EXERCISE DIRECTIONS
Set down exactly the lines from the one containing "Type out the text in this image." through the end of the records below, both included, and nothing else.

RECORDS SHOWN
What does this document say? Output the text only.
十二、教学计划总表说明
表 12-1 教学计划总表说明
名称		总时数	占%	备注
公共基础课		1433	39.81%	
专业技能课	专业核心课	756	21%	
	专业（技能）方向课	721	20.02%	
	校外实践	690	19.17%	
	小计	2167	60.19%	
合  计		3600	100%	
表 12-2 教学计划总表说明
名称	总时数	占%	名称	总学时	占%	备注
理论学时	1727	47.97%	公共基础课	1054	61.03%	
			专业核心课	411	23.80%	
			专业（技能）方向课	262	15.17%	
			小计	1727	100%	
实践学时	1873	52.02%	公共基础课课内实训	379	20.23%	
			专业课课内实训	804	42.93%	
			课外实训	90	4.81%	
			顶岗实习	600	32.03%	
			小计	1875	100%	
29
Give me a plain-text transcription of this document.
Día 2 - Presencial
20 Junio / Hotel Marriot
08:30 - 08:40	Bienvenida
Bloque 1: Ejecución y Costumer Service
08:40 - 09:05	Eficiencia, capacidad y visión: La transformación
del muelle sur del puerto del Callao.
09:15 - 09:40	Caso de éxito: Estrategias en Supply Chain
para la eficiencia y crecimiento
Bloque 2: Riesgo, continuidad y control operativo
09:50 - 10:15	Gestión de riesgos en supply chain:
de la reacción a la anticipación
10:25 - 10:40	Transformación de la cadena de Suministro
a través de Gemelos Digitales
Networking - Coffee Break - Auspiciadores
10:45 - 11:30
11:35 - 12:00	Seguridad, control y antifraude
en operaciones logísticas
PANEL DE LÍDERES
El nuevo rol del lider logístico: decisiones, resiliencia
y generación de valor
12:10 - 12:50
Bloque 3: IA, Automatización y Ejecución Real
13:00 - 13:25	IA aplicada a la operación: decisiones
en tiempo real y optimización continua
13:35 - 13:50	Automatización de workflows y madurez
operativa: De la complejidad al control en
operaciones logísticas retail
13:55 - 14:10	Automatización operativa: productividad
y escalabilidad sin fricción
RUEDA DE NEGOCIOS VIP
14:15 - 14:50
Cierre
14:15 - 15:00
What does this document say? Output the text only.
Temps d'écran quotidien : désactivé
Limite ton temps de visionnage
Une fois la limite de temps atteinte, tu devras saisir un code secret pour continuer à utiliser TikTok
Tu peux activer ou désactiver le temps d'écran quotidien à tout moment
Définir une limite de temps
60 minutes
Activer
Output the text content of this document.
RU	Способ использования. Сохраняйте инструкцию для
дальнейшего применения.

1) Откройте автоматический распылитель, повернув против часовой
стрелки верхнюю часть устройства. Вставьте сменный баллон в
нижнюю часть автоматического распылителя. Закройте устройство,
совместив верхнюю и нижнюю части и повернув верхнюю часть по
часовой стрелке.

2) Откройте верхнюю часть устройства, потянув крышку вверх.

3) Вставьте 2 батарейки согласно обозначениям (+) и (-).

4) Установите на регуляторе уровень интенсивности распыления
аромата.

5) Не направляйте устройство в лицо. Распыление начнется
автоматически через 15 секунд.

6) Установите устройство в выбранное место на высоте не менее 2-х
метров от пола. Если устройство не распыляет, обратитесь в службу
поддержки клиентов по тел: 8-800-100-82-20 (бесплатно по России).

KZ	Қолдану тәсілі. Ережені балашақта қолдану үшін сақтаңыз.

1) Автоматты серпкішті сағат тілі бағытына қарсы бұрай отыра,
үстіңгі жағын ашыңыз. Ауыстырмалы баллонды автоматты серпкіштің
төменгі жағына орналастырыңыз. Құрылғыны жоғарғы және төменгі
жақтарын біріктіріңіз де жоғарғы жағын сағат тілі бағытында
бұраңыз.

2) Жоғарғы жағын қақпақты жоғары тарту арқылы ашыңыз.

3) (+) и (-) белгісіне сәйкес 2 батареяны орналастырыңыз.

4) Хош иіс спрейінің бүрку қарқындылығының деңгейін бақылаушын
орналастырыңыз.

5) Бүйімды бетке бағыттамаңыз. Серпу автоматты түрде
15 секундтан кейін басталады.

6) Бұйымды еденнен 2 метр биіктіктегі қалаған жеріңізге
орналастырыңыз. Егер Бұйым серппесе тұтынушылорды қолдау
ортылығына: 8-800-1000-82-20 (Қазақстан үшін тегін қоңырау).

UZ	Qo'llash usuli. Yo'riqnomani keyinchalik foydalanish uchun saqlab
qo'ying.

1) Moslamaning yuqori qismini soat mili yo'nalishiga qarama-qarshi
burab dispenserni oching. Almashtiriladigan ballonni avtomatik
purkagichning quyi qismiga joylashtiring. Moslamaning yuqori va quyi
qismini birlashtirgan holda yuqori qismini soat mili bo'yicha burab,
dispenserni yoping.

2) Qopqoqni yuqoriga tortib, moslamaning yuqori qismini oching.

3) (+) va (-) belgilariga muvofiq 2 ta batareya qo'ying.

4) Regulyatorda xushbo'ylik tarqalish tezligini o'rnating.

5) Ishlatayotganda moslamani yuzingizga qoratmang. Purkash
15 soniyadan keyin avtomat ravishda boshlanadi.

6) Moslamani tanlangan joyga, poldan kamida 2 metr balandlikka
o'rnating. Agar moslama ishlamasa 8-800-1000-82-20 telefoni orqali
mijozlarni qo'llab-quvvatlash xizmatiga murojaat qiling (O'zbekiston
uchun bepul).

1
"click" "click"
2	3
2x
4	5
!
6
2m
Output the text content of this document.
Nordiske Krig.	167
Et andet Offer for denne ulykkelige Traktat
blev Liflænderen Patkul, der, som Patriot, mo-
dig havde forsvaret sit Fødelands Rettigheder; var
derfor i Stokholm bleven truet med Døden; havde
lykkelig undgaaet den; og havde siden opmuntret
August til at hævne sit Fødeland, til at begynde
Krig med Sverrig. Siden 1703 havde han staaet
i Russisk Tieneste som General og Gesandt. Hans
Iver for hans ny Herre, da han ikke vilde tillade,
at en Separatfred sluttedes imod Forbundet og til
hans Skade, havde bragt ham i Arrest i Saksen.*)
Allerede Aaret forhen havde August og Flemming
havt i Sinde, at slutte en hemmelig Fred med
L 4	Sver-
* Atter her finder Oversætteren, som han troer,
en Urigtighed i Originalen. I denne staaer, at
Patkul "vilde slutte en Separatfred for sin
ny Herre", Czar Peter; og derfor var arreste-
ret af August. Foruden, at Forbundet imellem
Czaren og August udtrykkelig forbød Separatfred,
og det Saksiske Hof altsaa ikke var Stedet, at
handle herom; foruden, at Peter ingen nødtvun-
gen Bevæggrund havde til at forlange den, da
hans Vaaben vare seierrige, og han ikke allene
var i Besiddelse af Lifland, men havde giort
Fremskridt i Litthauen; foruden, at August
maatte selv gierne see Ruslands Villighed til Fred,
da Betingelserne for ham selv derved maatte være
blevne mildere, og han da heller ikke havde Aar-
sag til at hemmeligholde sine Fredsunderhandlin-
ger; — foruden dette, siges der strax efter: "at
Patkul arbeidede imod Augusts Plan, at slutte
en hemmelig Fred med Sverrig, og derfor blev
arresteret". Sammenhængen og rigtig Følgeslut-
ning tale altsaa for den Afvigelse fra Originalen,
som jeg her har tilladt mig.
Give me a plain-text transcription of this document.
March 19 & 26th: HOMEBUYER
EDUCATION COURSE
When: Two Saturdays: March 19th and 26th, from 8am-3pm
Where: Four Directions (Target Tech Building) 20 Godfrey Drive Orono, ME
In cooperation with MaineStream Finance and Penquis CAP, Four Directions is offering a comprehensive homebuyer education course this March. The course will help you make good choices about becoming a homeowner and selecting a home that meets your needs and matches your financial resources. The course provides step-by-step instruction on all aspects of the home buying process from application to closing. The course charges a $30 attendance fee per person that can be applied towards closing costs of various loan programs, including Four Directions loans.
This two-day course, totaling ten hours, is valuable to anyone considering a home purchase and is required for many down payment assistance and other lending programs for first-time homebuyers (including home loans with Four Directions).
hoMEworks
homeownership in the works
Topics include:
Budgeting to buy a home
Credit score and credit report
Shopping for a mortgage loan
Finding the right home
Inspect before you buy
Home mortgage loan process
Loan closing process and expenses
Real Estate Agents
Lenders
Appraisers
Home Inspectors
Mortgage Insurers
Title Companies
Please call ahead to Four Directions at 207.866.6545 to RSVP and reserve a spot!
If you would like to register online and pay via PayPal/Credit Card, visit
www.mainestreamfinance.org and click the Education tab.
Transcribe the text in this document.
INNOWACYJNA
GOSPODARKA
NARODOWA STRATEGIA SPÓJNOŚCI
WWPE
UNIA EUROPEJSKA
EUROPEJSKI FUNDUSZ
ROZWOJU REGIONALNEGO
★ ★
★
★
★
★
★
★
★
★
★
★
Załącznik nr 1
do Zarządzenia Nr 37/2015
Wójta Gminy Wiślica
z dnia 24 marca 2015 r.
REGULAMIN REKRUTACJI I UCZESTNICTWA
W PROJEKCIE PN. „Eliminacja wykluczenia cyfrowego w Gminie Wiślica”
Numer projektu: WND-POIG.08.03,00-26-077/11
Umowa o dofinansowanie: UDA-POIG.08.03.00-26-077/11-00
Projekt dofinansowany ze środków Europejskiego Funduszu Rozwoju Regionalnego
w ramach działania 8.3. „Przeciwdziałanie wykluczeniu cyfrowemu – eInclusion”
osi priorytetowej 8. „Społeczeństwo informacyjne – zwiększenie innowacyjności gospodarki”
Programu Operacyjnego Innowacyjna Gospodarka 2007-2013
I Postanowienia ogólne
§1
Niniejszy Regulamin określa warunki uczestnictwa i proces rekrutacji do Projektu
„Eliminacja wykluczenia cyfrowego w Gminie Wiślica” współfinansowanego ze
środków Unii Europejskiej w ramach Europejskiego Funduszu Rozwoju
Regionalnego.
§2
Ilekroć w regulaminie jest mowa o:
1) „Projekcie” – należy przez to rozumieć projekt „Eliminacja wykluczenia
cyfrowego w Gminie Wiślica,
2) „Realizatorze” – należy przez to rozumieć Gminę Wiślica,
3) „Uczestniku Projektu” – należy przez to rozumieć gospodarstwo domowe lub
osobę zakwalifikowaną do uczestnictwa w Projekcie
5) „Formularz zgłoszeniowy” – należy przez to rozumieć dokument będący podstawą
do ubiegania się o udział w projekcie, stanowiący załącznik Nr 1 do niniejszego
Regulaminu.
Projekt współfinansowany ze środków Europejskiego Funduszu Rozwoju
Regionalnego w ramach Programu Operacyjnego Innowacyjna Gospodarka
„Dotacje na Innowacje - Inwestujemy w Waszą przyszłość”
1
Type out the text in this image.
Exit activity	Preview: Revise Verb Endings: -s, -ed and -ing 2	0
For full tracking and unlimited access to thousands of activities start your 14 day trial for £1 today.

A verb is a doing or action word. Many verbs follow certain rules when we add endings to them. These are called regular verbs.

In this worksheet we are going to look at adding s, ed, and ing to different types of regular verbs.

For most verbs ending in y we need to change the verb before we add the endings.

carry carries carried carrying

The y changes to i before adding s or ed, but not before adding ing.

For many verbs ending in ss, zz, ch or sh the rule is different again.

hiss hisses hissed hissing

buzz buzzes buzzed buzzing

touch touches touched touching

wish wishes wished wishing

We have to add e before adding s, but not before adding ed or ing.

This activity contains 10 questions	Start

REPLY TO THE TASK
Type out the text in this image.
Exit activity	Preview: Revise Verb Endings: -s, -ed and -ing 2	0
For full tracking and unlimited access to thousands of activities start your 14 day trial for £1 today.

A verb is a doing or action word. Many verbs follow certain rules when we add endings to them. These are called regular verbs.

In this worksheet we are going to look at adding s, ed, and ing to different types of regular verbs.

For most verbs ending in y we need to change the verb before we add the endings.

carry carries carried carrying

The y changes to i before adding s or ed, but not before adding ing.

For many verbs ending in ss, zz, ch or sh the rule is different again.

hiss hisses hissed hissing

buzz buzzes buzzed buzzing

touch touches touched touching

wish wishes wished wishing

We have to add e before adding s, but not before adding ed or ing.

This activity contains 10 questions	Start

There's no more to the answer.